Extracted records
---
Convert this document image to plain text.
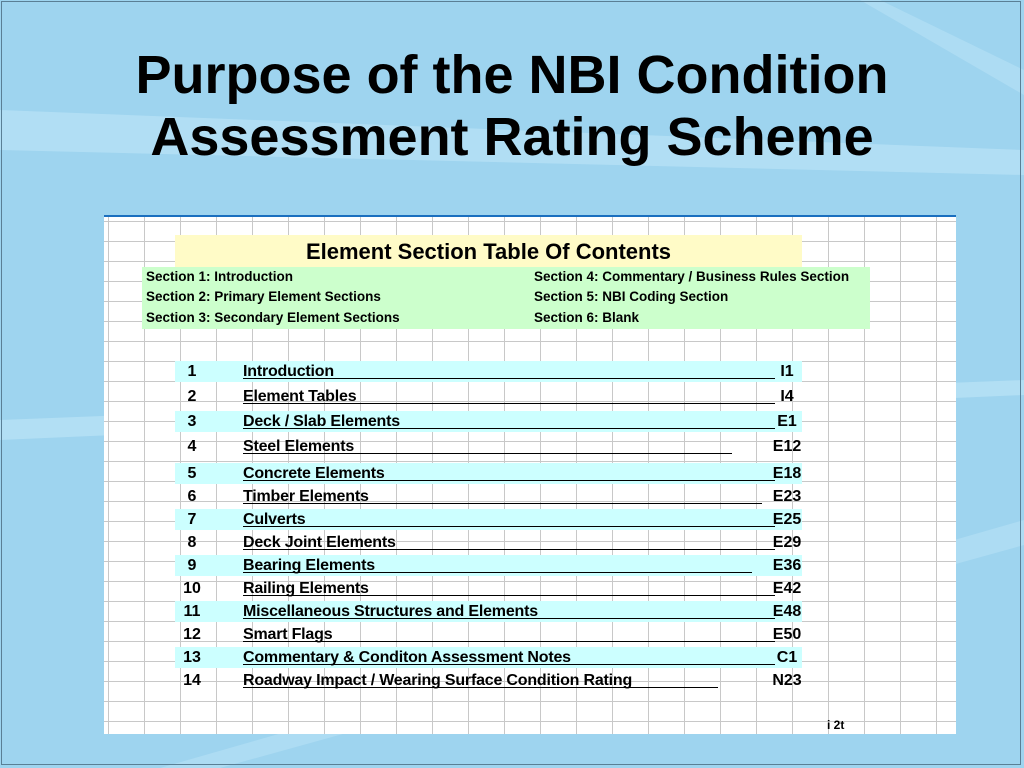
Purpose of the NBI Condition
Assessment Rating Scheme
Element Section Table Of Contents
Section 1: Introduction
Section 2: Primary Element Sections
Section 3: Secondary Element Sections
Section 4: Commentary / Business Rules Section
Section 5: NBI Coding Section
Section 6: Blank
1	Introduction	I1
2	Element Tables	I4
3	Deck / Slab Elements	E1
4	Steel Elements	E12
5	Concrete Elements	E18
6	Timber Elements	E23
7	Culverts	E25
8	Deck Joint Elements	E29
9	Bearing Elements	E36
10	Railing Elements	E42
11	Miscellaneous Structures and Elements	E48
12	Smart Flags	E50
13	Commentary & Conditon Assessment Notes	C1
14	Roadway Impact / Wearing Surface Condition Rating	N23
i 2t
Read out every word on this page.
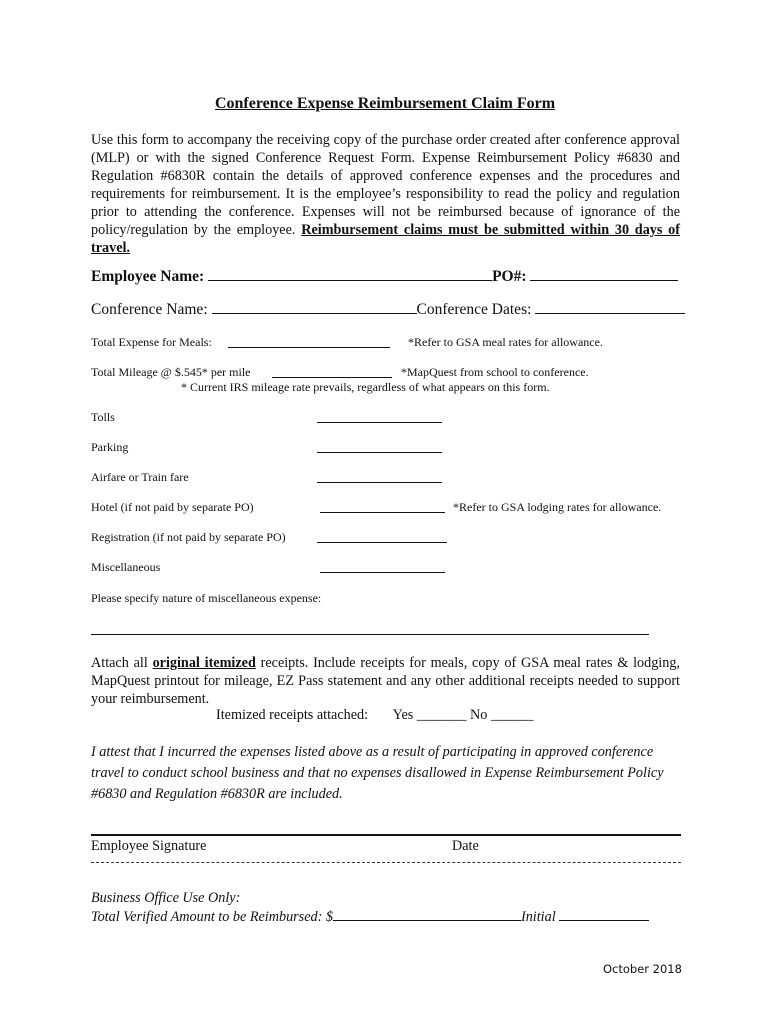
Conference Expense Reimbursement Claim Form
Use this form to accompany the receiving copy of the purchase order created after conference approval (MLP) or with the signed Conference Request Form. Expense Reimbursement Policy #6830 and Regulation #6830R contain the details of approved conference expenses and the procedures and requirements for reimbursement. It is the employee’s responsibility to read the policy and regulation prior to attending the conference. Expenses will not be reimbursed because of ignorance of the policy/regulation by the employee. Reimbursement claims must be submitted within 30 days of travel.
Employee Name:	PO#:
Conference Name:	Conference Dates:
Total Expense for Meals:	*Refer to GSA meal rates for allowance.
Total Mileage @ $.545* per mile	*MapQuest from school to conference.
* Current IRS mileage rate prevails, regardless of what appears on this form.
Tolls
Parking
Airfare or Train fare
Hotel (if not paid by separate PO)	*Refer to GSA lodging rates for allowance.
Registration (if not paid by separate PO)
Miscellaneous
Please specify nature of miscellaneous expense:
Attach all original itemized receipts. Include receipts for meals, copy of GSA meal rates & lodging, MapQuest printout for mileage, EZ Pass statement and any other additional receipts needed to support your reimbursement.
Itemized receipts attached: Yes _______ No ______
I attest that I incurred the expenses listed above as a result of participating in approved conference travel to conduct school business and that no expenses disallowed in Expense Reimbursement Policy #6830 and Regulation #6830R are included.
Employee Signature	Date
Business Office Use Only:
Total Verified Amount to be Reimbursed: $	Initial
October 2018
---
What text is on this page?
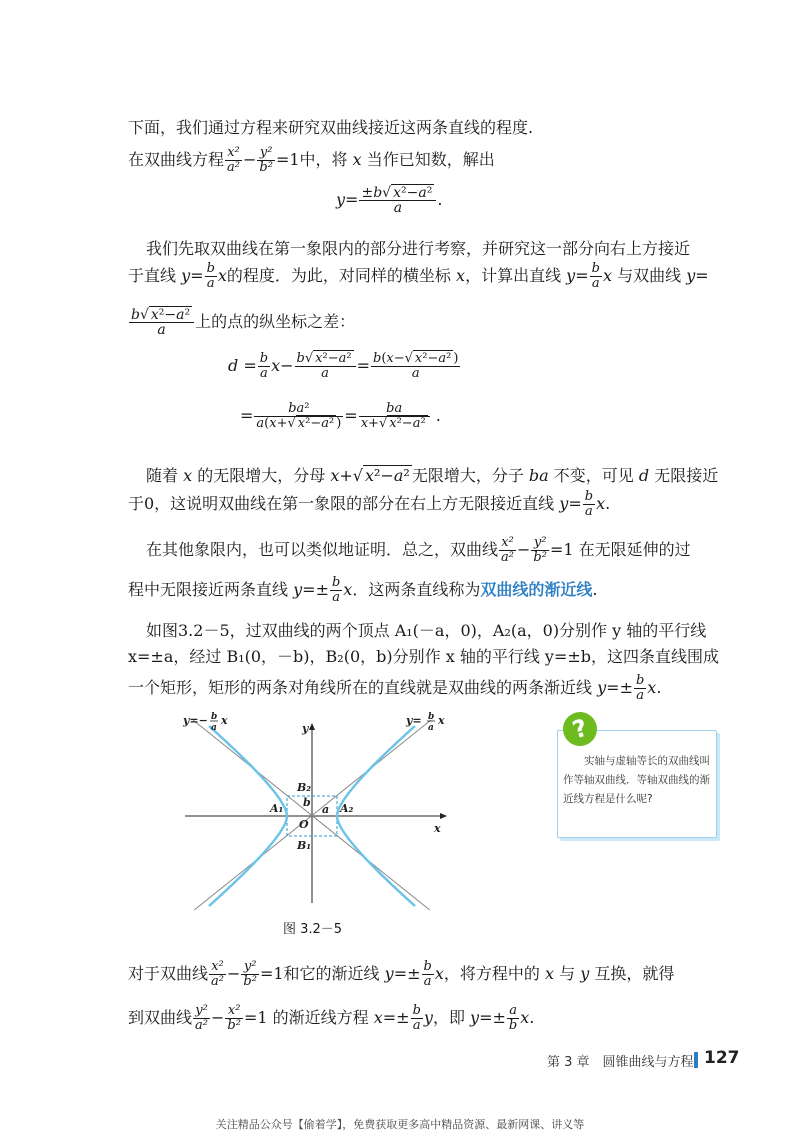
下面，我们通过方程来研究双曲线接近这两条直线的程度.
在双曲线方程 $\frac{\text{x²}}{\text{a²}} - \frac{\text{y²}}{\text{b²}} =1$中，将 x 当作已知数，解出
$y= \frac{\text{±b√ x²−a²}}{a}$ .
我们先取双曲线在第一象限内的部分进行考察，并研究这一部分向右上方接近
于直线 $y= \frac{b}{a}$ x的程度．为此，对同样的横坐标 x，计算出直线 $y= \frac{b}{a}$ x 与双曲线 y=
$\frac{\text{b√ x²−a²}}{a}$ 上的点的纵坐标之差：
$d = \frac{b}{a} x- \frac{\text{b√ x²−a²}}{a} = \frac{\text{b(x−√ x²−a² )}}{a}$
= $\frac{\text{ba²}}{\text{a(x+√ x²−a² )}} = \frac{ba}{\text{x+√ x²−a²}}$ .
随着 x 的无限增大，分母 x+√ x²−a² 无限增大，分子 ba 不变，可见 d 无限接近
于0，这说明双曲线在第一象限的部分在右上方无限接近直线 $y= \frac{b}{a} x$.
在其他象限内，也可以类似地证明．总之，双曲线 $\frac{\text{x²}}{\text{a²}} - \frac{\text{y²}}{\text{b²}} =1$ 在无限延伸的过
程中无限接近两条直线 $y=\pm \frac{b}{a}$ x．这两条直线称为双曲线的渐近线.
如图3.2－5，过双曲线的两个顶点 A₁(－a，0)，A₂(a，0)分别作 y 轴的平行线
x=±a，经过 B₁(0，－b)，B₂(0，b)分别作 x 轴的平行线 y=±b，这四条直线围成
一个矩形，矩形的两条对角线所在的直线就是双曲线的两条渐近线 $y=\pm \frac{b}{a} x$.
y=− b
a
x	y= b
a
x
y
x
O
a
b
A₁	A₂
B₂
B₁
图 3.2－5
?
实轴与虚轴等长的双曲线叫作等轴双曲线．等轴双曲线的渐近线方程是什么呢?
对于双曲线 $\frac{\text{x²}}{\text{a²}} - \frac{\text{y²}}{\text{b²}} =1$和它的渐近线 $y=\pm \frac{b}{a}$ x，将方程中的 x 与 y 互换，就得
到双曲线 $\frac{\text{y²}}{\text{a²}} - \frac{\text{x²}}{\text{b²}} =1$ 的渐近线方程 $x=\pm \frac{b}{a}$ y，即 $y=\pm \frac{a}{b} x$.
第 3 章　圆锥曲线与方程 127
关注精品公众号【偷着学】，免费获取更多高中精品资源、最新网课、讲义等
---
EXERCISE REQUIREMENTS ▸ Say how many lines in the listing above include "Deck". Give nothing but the number.

EXPECTED ANSWER ▸ 2